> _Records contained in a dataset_
'''
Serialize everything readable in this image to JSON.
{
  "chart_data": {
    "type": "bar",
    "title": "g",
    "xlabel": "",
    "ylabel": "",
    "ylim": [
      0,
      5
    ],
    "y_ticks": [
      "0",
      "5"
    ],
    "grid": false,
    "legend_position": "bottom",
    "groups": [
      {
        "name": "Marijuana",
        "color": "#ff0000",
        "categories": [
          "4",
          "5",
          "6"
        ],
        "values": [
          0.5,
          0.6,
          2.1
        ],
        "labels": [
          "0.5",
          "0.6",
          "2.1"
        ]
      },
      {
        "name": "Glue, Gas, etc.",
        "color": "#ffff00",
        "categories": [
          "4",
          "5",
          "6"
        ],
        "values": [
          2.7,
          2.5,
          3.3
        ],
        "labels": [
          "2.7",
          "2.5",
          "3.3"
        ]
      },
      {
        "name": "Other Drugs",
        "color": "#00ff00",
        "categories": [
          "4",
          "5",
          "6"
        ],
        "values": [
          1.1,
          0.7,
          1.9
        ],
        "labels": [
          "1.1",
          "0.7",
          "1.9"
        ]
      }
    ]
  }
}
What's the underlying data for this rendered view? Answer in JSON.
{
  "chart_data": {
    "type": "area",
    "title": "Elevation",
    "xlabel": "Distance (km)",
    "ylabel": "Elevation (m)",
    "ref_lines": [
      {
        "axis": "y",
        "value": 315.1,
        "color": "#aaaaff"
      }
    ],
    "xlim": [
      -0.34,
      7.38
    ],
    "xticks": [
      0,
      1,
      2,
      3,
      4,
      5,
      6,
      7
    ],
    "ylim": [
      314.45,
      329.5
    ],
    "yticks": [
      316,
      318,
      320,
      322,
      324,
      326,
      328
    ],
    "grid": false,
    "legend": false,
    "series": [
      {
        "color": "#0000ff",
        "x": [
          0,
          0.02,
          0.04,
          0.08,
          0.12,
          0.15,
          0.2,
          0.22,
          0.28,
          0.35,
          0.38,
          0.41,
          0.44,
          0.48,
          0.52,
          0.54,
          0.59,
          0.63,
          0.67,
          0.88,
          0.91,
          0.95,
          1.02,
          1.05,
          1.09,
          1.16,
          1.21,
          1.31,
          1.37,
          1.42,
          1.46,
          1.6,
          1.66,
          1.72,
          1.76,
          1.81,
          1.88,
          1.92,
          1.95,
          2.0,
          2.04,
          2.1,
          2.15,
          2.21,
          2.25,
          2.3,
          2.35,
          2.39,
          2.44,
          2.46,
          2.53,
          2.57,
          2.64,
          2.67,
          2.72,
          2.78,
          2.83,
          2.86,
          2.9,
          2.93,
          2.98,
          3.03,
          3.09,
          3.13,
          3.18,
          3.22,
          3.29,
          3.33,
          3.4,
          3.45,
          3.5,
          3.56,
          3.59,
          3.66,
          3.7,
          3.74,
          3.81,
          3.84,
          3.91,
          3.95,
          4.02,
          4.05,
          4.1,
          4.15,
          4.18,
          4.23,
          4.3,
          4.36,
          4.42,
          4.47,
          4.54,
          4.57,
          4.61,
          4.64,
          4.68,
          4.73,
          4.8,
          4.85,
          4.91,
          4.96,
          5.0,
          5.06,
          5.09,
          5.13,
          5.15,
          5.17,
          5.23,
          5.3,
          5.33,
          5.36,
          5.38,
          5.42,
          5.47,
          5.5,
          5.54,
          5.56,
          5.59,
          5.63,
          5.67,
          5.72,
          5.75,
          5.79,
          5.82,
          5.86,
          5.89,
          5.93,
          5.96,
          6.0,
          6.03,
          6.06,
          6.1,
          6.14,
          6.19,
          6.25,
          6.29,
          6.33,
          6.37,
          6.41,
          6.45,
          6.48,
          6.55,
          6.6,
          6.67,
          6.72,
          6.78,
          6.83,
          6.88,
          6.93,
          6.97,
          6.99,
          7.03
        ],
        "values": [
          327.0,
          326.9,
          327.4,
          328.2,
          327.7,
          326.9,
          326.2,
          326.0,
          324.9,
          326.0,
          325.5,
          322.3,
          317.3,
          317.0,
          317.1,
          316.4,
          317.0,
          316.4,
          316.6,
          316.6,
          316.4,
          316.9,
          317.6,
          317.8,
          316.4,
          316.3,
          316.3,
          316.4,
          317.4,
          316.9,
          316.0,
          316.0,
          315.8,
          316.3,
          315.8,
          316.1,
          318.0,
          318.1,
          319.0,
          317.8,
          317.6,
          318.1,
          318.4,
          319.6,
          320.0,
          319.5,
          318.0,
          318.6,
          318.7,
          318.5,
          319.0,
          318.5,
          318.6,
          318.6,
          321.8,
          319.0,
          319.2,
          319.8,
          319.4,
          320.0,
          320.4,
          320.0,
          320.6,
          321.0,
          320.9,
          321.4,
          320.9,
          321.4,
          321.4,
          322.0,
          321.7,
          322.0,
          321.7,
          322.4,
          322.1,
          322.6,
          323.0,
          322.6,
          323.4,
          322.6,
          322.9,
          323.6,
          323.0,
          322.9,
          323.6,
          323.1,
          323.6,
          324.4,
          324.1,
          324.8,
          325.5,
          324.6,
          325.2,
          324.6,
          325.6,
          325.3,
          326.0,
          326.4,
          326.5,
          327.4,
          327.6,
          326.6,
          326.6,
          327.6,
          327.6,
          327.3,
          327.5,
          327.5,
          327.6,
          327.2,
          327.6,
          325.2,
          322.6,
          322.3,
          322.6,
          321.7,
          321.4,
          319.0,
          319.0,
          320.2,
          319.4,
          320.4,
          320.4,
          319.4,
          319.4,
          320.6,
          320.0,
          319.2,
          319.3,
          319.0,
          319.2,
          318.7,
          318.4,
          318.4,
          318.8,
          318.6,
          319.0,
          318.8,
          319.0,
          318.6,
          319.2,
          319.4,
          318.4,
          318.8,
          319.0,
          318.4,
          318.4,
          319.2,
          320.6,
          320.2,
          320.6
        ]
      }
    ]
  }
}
'''
> _Problem description_
Out of the preceding entries, pull every line containing the string "color".

> _Finished task_
        "color": "#ff0000",
        "color": "#ffff00",
        "color": "#00ff00",
        "color": "#aaaaff"
        "color": "#0000ff",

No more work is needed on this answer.